■ What is asked: Look through the material and copy each line holding "kind".

Extracted records:
[BEGIN]

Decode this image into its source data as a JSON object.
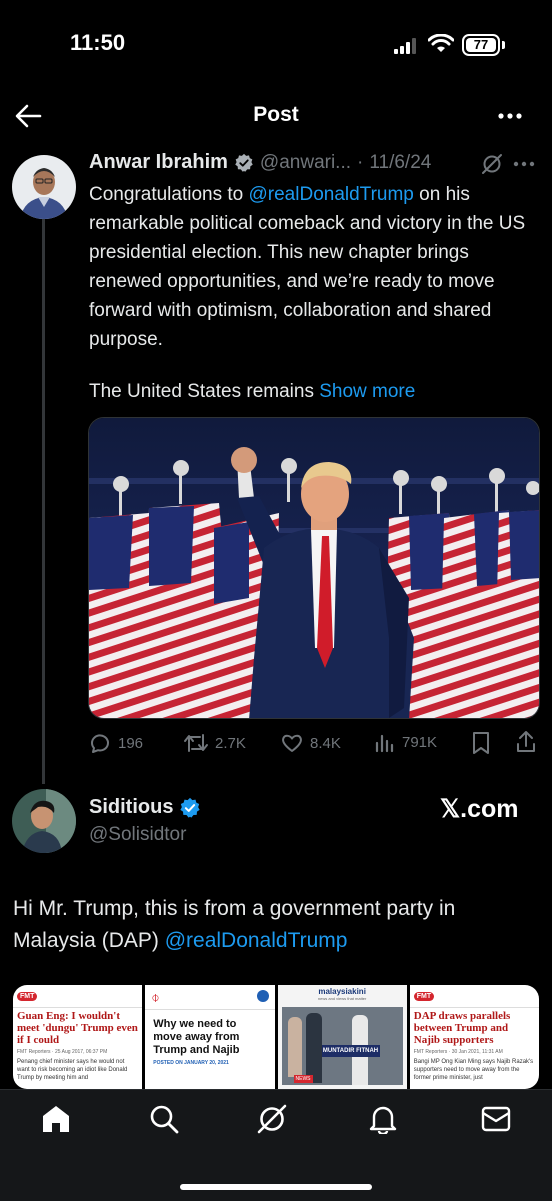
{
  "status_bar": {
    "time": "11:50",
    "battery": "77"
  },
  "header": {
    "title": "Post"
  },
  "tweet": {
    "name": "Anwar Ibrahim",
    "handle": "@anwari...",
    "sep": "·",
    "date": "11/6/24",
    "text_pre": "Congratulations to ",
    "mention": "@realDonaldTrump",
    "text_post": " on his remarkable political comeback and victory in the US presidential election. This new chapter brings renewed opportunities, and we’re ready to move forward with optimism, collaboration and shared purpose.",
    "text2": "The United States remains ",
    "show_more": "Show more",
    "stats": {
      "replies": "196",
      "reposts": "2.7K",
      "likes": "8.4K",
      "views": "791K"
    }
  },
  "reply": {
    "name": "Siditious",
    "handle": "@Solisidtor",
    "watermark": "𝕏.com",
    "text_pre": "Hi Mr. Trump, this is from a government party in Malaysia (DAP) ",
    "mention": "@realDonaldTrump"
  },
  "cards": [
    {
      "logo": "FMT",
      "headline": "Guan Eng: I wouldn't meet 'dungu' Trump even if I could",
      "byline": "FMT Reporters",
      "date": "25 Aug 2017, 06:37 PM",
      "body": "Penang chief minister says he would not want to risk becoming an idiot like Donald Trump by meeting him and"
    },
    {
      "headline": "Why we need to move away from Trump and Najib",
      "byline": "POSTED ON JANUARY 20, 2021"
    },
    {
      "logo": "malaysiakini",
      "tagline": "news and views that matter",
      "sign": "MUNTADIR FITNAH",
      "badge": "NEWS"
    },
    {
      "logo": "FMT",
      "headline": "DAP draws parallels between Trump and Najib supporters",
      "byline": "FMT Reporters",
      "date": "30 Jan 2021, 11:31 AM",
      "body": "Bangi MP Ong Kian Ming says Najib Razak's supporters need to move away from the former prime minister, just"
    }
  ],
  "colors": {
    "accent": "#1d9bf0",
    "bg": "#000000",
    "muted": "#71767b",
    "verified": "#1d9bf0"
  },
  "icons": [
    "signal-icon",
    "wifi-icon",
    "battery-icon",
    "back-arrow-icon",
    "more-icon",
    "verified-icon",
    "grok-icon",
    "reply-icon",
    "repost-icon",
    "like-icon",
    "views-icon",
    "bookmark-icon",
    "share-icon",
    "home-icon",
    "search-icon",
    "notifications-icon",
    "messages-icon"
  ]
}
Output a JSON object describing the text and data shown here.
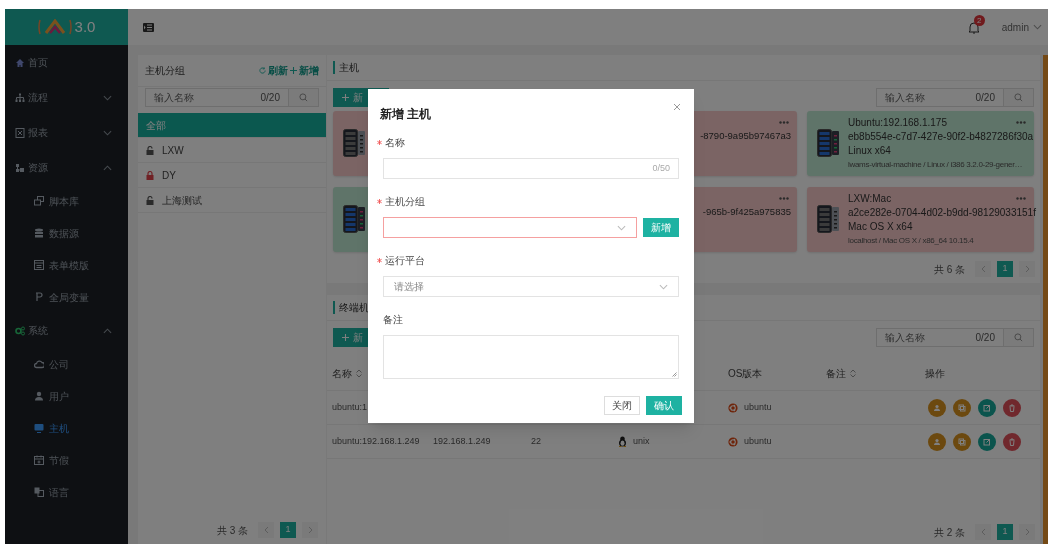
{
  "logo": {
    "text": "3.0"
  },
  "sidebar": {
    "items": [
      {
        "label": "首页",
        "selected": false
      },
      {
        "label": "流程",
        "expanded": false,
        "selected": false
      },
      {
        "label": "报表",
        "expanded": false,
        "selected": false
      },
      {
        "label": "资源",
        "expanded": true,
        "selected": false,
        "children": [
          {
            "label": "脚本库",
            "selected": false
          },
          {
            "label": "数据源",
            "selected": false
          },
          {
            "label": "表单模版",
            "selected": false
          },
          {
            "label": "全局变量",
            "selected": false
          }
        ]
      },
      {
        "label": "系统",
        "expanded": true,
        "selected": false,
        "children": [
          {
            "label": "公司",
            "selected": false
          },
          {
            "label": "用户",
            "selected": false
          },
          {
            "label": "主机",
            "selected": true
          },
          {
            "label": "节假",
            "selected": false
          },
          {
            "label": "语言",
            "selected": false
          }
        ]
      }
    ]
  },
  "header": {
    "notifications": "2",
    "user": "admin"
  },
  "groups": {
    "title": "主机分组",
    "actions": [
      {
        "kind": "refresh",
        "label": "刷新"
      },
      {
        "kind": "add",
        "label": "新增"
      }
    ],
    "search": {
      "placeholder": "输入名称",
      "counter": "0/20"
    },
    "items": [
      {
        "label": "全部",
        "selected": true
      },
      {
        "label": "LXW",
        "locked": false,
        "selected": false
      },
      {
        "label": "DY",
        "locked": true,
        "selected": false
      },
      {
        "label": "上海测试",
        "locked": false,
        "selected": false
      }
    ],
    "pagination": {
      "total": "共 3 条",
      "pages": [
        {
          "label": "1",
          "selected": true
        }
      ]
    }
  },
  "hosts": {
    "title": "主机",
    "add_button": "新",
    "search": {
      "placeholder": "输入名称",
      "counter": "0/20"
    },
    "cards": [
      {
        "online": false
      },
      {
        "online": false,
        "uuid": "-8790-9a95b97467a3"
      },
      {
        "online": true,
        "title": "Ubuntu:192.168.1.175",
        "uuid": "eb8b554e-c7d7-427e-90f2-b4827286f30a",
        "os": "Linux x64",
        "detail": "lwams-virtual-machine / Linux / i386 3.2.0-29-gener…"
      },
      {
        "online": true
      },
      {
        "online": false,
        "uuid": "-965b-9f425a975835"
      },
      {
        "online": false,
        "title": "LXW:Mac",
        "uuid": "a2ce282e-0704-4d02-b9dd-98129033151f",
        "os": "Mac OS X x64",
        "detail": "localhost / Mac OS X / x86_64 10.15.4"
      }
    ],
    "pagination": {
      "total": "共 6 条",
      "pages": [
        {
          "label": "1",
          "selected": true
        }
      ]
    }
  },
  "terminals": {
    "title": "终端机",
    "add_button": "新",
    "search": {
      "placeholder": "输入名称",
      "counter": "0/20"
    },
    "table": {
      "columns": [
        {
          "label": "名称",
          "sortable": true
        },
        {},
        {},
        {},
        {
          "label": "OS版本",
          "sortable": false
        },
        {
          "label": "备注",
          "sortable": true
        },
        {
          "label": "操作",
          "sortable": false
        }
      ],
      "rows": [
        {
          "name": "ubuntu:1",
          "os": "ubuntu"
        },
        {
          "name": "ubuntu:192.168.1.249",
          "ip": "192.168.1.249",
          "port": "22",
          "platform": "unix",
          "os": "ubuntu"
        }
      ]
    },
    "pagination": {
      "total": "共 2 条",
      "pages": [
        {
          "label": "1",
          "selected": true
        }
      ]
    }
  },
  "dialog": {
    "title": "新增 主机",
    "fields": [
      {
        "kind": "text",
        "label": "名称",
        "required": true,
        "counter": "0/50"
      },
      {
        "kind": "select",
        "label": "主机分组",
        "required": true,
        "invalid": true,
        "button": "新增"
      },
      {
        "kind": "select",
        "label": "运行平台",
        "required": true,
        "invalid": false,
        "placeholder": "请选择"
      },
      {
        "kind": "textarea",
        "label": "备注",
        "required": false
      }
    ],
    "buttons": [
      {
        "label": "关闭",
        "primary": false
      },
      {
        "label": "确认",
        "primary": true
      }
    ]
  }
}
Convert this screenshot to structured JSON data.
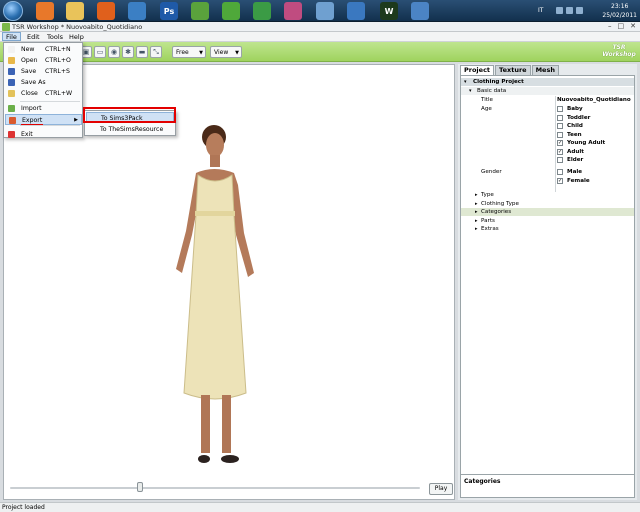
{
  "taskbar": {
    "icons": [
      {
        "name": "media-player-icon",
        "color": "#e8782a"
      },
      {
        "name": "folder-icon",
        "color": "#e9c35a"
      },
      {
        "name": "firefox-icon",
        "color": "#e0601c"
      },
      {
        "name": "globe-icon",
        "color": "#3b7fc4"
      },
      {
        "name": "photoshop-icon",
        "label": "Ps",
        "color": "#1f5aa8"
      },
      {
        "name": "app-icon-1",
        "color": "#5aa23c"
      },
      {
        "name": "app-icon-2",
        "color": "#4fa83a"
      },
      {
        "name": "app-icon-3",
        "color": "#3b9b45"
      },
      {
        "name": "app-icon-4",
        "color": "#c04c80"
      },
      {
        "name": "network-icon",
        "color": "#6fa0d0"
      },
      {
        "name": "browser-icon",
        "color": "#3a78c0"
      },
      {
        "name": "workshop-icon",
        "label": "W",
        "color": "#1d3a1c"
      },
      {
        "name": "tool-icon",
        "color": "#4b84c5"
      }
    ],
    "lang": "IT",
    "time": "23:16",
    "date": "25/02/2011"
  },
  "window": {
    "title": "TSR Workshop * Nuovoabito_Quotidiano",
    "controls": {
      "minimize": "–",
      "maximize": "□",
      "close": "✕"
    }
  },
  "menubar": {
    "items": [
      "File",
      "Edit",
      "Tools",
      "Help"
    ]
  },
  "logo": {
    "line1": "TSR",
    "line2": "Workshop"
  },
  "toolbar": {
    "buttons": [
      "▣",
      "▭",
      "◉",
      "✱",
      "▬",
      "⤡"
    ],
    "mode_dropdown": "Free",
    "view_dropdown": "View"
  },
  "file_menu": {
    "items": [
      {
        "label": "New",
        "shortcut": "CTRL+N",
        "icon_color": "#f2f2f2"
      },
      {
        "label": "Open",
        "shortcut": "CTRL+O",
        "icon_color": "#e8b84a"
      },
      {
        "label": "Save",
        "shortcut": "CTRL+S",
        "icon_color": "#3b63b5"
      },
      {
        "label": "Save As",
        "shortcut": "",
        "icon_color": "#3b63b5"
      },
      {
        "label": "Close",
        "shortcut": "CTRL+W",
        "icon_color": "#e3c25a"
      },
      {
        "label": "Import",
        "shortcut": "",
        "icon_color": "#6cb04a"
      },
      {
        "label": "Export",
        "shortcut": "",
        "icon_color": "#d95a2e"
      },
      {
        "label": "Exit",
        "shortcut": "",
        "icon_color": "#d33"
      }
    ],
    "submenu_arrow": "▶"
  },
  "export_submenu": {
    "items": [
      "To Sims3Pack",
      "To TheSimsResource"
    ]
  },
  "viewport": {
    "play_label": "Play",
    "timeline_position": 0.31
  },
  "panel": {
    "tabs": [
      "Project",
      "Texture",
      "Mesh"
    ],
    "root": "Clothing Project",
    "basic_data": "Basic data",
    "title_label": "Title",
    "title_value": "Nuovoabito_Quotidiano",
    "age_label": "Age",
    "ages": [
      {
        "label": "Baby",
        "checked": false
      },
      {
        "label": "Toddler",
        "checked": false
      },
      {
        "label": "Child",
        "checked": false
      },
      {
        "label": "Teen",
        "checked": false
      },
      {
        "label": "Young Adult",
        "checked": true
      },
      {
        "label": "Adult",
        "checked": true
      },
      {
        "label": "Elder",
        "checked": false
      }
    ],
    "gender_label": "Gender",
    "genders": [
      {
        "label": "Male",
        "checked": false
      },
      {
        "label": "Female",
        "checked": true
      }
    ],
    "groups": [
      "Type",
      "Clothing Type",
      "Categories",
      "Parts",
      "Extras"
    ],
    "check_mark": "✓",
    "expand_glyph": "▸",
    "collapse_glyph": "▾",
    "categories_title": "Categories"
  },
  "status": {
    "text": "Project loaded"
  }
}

[END]

■ Solution below:
        "kind": "refresh",
        "kind": "add",
        "kind": "text",
        "kind": "select",
        "kind": "select",
        "kind": "textarea",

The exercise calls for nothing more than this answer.